[Items from a figure collection]
=== Section Start ===

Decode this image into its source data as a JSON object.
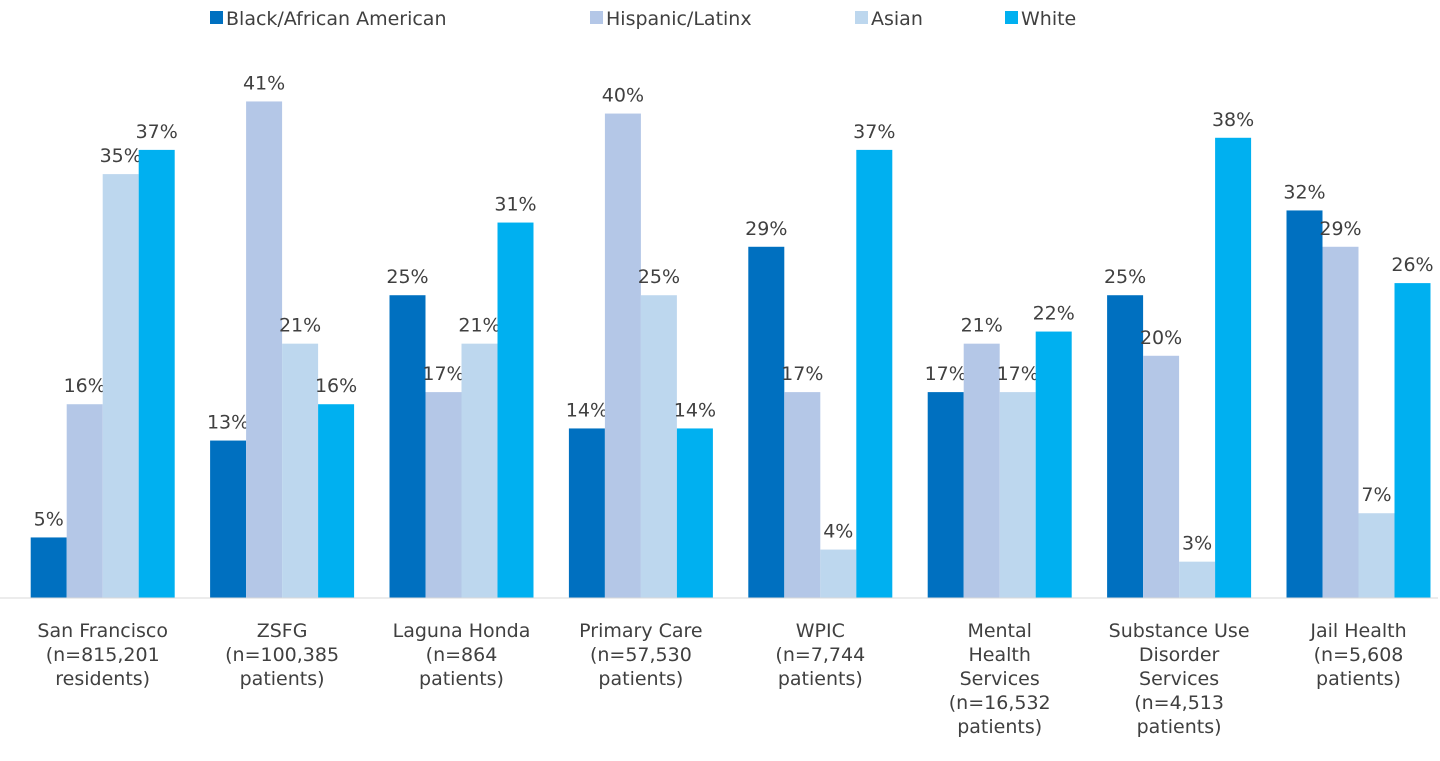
{
  "chart_data": {
    "type": "bar",
    "categories": [
      [
        "San Francisco",
        "(n=815,201",
        "residents)"
      ],
      [
        "ZSFG",
        "(n=100,385",
        "patients)"
      ],
      [
        "Laguna Honda",
        "(n=864",
        "patients)"
      ],
      [
        "Primary Care",
        "(n=57,530",
        "patients)"
      ],
      [
        "WPIC",
        "(n=7,744",
        "patients)"
      ],
      [
        "Mental",
        "Health",
        "Services",
        "(n=16,532",
        "patients)"
      ],
      [
        "Substance Use",
        "Disorder",
        "Services",
        "(n=4,513",
        "patients)"
      ],
      [
        "Jail Health",
        "(n=5,608",
        "patients)"
      ]
    ],
    "series": [
      {
        "name": "Black/African American",
        "color": "#0070c0",
        "values": [
          5,
          13,
          25,
          14,
          29,
          17,
          25,
          32
        ],
        "value_labels": [
          "5%",
          "13%",
          "25%",
          "14%",
          "29%",
          "17%",
          "25%",
          "32%"
        ]
      },
      {
        "name": "Hispanic/Latinx",
        "color": "#b4c7e7",
        "values": [
          16,
          41,
          17,
          40,
          17,
          21,
          20,
          29
        ],
        "value_labels": [
          "16%",
          "41%",
          "17%",
          "40%",
          "17%",
          "21%",
          "20%",
          "29%"
        ]
      },
      {
        "name": "Asian",
        "color": "#bdd7ee",
        "values": [
          35,
          21,
          21,
          25,
          4,
          17,
          3,
          7
        ],
        "value_labels": [
          "35%",
          "21%",
          "21%",
          "25%",
          "4%",
          "17%",
          "3%",
          "7%"
        ]
      },
      {
        "name": "White",
        "color": "#00b0f0",
        "values": [
          37,
          16,
          31,
          14,
          37,
          22,
          38,
          26
        ],
        "value_labels": [
          "37%",
          "16%",
          "31%",
          "14%",
          "37%",
          "22%",
          "38%",
          "26%"
        ]
      }
    ],
    "ylim": [
      0,
      45
    ],
    "legend": "top"
  }
}
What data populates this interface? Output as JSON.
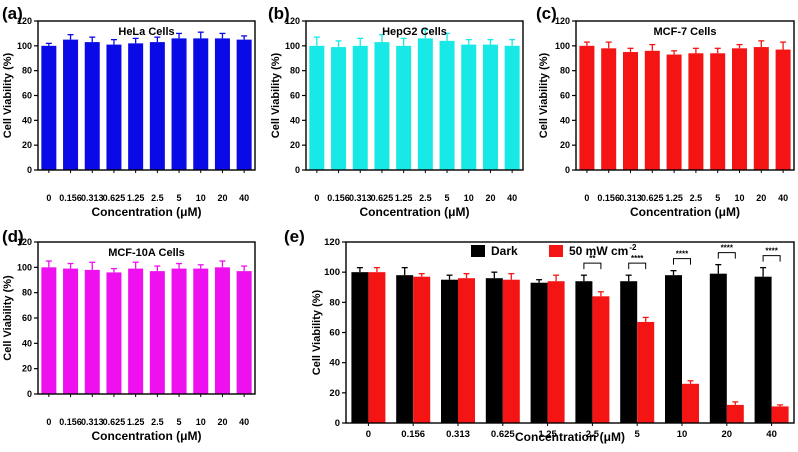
{
  "panels": [
    {
      "letter": "(a)",
      "title": "HeLa Cells"
    },
    {
      "letter": "(b)",
      "title": "HepG2 Cells"
    },
    {
      "letter": "(c)",
      "title": "MCF-7 Cells"
    },
    {
      "letter": "(d)",
      "title": "MCF-10A Cells"
    },
    {
      "letter": "(e)",
      "title": ""
    }
  ],
  "chart_data": [
    {
      "type": "bar",
      "title": "HeLa Cells",
      "xlabel": "Concentration (μM)",
      "ylabel": "Cell Viability (%)",
      "categories": [
        "0",
        "0.156",
        "0.313",
        "0.625",
        "1.25",
        "2.5",
        "5",
        "10",
        "20",
        "40"
      ],
      "values": [
        100,
        105,
        103,
        101,
        102,
        103,
        106,
        106,
        106,
        105
      ],
      "errors": [
        2,
        4,
        4,
        4,
        4,
        4,
        4,
        5,
        4,
        3
      ],
      "ylim": [
        0,
        120
      ],
      "yticks": [
        0,
        20,
        40,
        60,
        80,
        100,
        120
      ],
      "color": "#0a0ae6"
    },
    {
      "type": "bar",
      "title": "HepG2 Cells",
      "xlabel": "Concentration (μM)",
      "ylabel": "Cell Viability (%)",
      "categories": [
        "0",
        "0.156",
        "0.313",
        "0.625",
        "1.25",
        "2.5",
        "5",
        "10",
        "20",
        "40"
      ],
      "values": [
        100,
        99,
        100,
        103,
        100,
        106,
        104,
        101,
        101,
        100
      ],
      "errors": [
        7,
        5,
        6,
        6,
        6,
        7,
        6,
        4,
        4,
        5
      ],
      "ylim": [
        0,
        120
      ],
      "yticks": [
        0,
        20,
        40,
        60,
        80,
        100,
        120
      ],
      "color": "#19e9e6"
    },
    {
      "type": "bar",
      "title": "MCF-7 Cells",
      "xlabel": "Concentration (μM)",
      "ylabel": "Cell Viability (%)",
      "categories": [
        "0",
        "0.156",
        "0.313",
        "0.625",
        "1.25",
        "2.5",
        "5",
        "10",
        "20",
        "40"
      ],
      "values": [
        100,
        98,
        95,
        96,
        93,
        94,
        94,
        98,
        99,
        97
      ],
      "errors": [
        3,
        5,
        3,
        5,
        3,
        4,
        4,
        3,
        5,
        6
      ],
      "ylim": [
        0,
        120
      ],
      "yticks": [
        0,
        20,
        40,
        60,
        80,
        100,
        120
      ],
      "color": "#f51414"
    },
    {
      "type": "bar",
      "title": "MCF-10A Cells",
      "xlabel": "Concentration (μM)",
      "ylabel": "Cell Viability (%)",
      "categories": [
        "0",
        "0.156",
        "0.313",
        "0.625",
        "1.25",
        "2.5",
        "5",
        "10",
        "20",
        "40"
      ],
      "values": [
        100,
        99,
        98,
        96,
        99,
        97,
        99,
        99,
        100,
        97
      ],
      "errors": [
        5,
        4,
        6,
        3,
        5,
        4,
        4,
        3,
        5,
        4
      ],
      "ylim": [
        0,
        120
      ],
      "yticks": [
        0,
        20,
        40,
        60,
        80,
        100,
        120
      ],
      "color": "#ee10ee"
    },
    {
      "type": "bar",
      "title": "",
      "xlabel": "Concentration (μM)",
      "ylabel": "Cell Viability (%)",
      "categories": [
        "0",
        "0.156",
        "0.313",
        "0.625",
        "1.25",
        "2.5",
        "5",
        "10",
        "20",
        "40"
      ],
      "series": [
        {
          "name": "Dark",
          "color": "#000000",
          "values": [
            100,
            98,
            95,
            96,
            93,
            94,
            94,
            98,
            99,
            97
          ],
          "errors": [
            3,
            5,
            3,
            4,
            2,
            4,
            4,
            3,
            6,
            6
          ]
        },
        {
          "name": "50 mW cm",
          "name_sup": "-2",
          "color": "#f51414",
          "values": [
            100,
            97,
            96,
            95,
            94,
            84,
            67,
            26,
            12,
            11
          ],
          "errors": [
            3,
            2,
            3,
            4,
            4,
            3,
            3,
            2,
            2,
            1
          ]
        }
      ],
      "significance": [
        "",
        "",
        "",
        "",
        "",
        "**",
        "****",
        "****",
        "****",
        "****"
      ],
      "ylim": [
        0,
        120
      ],
      "yticks": [
        0,
        20,
        40,
        60,
        80,
        100,
        120
      ],
      "legend": "top-left"
    }
  ]
}
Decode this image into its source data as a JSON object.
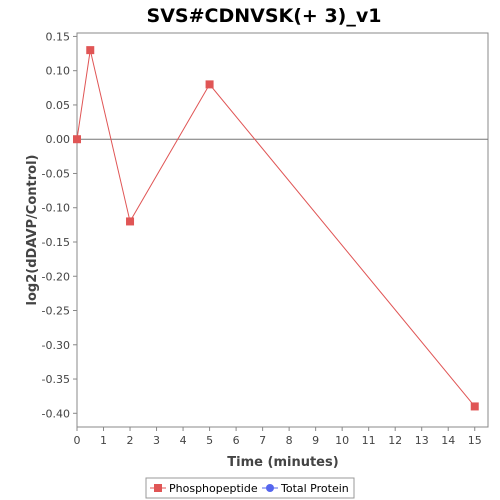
{
  "chart_data": {
    "type": "line",
    "title": "SVS#CDNVSK(+ 3)_v1",
    "xlabel": "Time (minutes)",
    "ylabel": "log2(dDAVP/Control)",
    "xlim": [
      0,
      15.5
    ],
    "ylim": [
      -0.42,
      0.155
    ],
    "x_ticks": [
      0,
      1,
      2,
      3,
      4,
      5,
      6,
      7,
      8,
      9,
      10,
      11,
      12,
      13,
      14,
      15
    ],
    "y_ticks": [
      0.15,
      0.1,
      0.05,
      0.0,
      -0.05,
      -0.1,
      -0.15,
      -0.2,
      -0.25,
      -0.3,
      -0.35,
      -0.4
    ],
    "y_tick_labels": [
      "0.15",
      "0.10",
      "0.05",
      "0.00",
      "-0.05",
      "-0.10",
      "-0.15",
      "-0.20",
      "-0.25",
      "-0.30",
      "-0.35",
      "-0.40"
    ],
    "zero_line": true,
    "grid": false,
    "legend_position": "bottom-center",
    "series": [
      {
        "name": "Phosphopeptide",
        "color": "#e05555",
        "marker": "square",
        "points": [
          {
            "x": 0,
            "y": 0.0
          },
          {
            "x": 0.5,
            "y": 0.13
          },
          {
            "x": 2,
            "y": -0.12
          },
          {
            "x": 5,
            "y": 0.08
          },
          {
            "x": 15,
            "y": -0.39
          }
        ]
      },
      {
        "name": "Total Protein",
        "color": "#5566ee",
        "marker": "circle",
        "points": []
      }
    ]
  }
}
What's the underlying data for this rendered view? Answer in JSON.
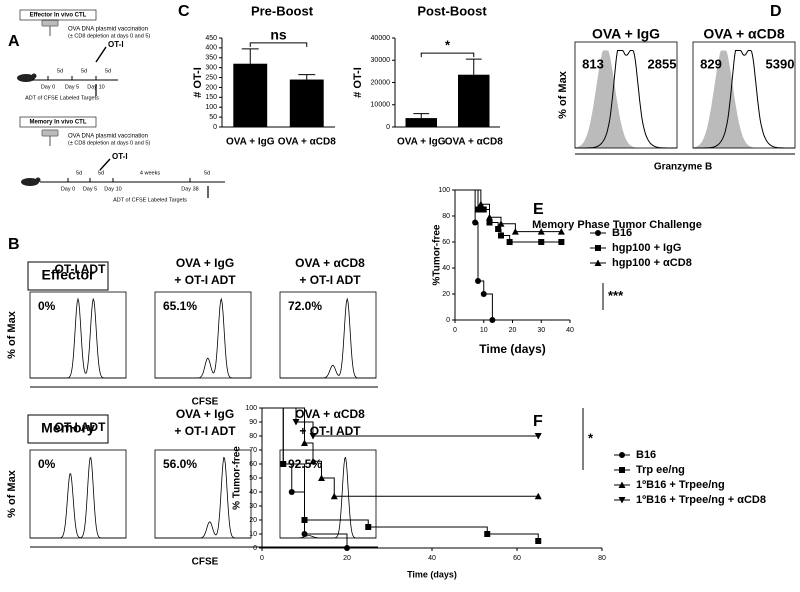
{
  "panel_letters": [
    "A",
    "B",
    "C",
    "D",
    "E",
    "F"
  ],
  "panel_a": {
    "effector": {
      "title": "Effector In vivo CTL",
      "vaccination": "OVA DNA plasmid vaccination",
      "depletion": "(± CD8 depletion at days 0 and 5)",
      "cells": "OT-I",
      "intervals": [
        "5d",
        "5d",
        "5d"
      ],
      "days": [
        "Day 0",
        "Day 5",
        "Day 10"
      ],
      "transfer": "ADT of CFSE Labeled Targets"
    },
    "memory": {
      "title": "Memory In vivo CTL",
      "vaccination": "OVA DNA plasmid vaccination",
      "depletion": "(± CD8 depletion at days 0 and 5)",
      "cells": "OT-I",
      "intervals": [
        "5d",
        "5d",
        "4 weeks",
        "5d"
      ],
      "days": [
        "Day 0",
        "Day 5",
        "Day 10",
        "Day 38"
      ],
      "transfer": "ADT of CFSE Labeled Targets"
    }
  },
  "panel_b": {
    "ylabel": "% of Max",
    "xlabel": "CFSE",
    "groups": [
      {
        "name": "Effector",
        "columns": [
          {
            "title": [
              "OT-I ADT"
            ],
            "percent": "0%"
          },
          {
            "title": [
              "OVA + IgG",
              "+ OT-I ADT"
            ],
            "percent": "65.1%"
          },
          {
            "title": [
              "OVA + αCD8",
              "+ OT-I ADT"
            ],
            "percent": "72.0%"
          }
        ]
      },
      {
        "name": "Memory",
        "columns": [
          {
            "title": [
              "OT-I ADT"
            ],
            "percent": "0%"
          },
          {
            "title": [
              "OVA + IgG",
              "+ OT-I ADT"
            ],
            "percent": "56.0%"
          },
          {
            "title": [
              "OVA + αCD8",
              "+ OT-I ADT"
            ],
            "percent": "92.5%"
          }
        ]
      }
    ]
  },
  "panel_d": {
    "ylabel": "% of Max",
    "xlabel": "Granzyme B",
    "columns": [
      {
        "title": "OVA + IgG",
        "control": "813",
        "value": "2855"
      },
      {
        "title": "OVA + αCD8",
        "control": "829",
        "value": "5390"
      }
    ]
  },
  "chart_data": [
    {
      "type": "bar",
      "title": "Pre-Boost",
      "ylabel": "# OT-I",
      "categories": [
        "OVA + IgG",
        "OVA + αCD8"
      ],
      "values": [
        320,
        240
      ],
      "errors": [
        75,
        25
      ],
      "color": "#000000",
      "ylim": [
        0,
        450
      ],
      "yticks": [
        0,
        50,
        100,
        150,
        200,
        250,
        300,
        350,
        400,
        450
      ],
      "annotation": "ns"
    },
    {
      "type": "bar",
      "title": "Post-Boost",
      "ylabel": "# OT-I",
      "categories": [
        "OVA + IgG",
        "OVA + αCD8"
      ],
      "values": [
        4000,
        23500
      ],
      "errors": [
        2000,
        7000
      ],
      "color": "#000000",
      "ylim": [
        0,
        40000
      ],
      "yticks": [
        0,
        10000,
        20000,
        30000,
        40000
      ],
      "annotation": "*"
    },
    {
      "type": "line",
      "title": "Memory  Phase Tumor Challenge",
      "xlabel": "Time (days)",
      "ylabel": "%Tumor-free",
      "xlim": [
        0,
        40
      ],
      "xticks": [
        0,
        10,
        20,
        30,
        40
      ],
      "ylim": [
        0,
        100
      ],
      "yticks": [
        0,
        20,
        40,
        60,
        80,
        100
      ],
      "annotation": "***",
      "series": [
        {
          "name": "B16",
          "color": "#000000",
          "marker": "circle",
          "x": [
            0,
            7,
            8,
            10,
            13
          ],
          "values": [
            100,
            75,
            30,
            20,
            0
          ]
        },
        {
          "name": "hgp100 + IgG",
          "color": "#000000",
          "marker": "square",
          "x": [
            0,
            8,
            10,
            12,
            15,
            16,
            19,
            30,
            37
          ],
          "values": [
            100,
            85,
            85,
            75,
            70,
            65,
            60,
            60,
            60
          ]
        },
        {
          "name": "hgp100 + αCD8",
          "color": "#000000",
          "marker": "triangle",
          "x": [
            0,
            9,
            12,
            16,
            21,
            30,
            37
          ],
          "values": [
            100,
            89,
            79,
            74,
            68,
            68,
            68
          ]
        }
      ]
    },
    {
      "type": "line",
      "xlabel": "Time (days)",
      "ylabel": "% Tumor-free",
      "xlim": [
        0,
        80
      ],
      "xticks": [
        0,
        20,
        40,
        60,
        80
      ],
      "ylim": [
        0,
        100
      ],
      "yticks": [
        0,
        10,
        20,
        30,
        40,
        50,
        60,
        70,
        80,
        90,
        100
      ],
      "annotation": "*",
      "series": [
        {
          "name": "B16",
          "color": "#000000",
          "marker": "circle",
          "x": [
            0,
            5,
            7,
            10,
            20
          ],
          "values": [
            100,
            60,
            40,
            10,
            0
          ]
        },
        {
          "name": "Trp ee/ng",
          "color": "#000000",
          "marker": "square",
          "x": [
            0,
            5,
            10,
            25,
            53,
            65
          ],
          "values": [
            100,
            60,
            20,
            15,
            10,
            5
          ]
        },
        {
          "name": "1ºB16 + Trpee/ng",
          "color": "#000000",
          "marker": "triangle",
          "x": [
            0,
            10,
            12,
            14,
            17,
            65
          ],
          "values": [
            100,
            75,
            62,
            50,
            37,
            37
          ]
        },
        {
          "name": "1ºB16 + Trpee/ng + αCD8",
          "color": "#000000",
          "marker": "triangle-down",
          "x": [
            0,
            8,
            12,
            65
          ],
          "values": [
            100,
            90,
            80,
            80
          ]
        }
      ]
    }
  ]
}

=== Section End ===

Task: Where a line of the entries above holds the word "What", return that line.

Finished task:
What data populates this interface? Output as JSON.
What's the underlying data for this rendered view? Answer in JSON.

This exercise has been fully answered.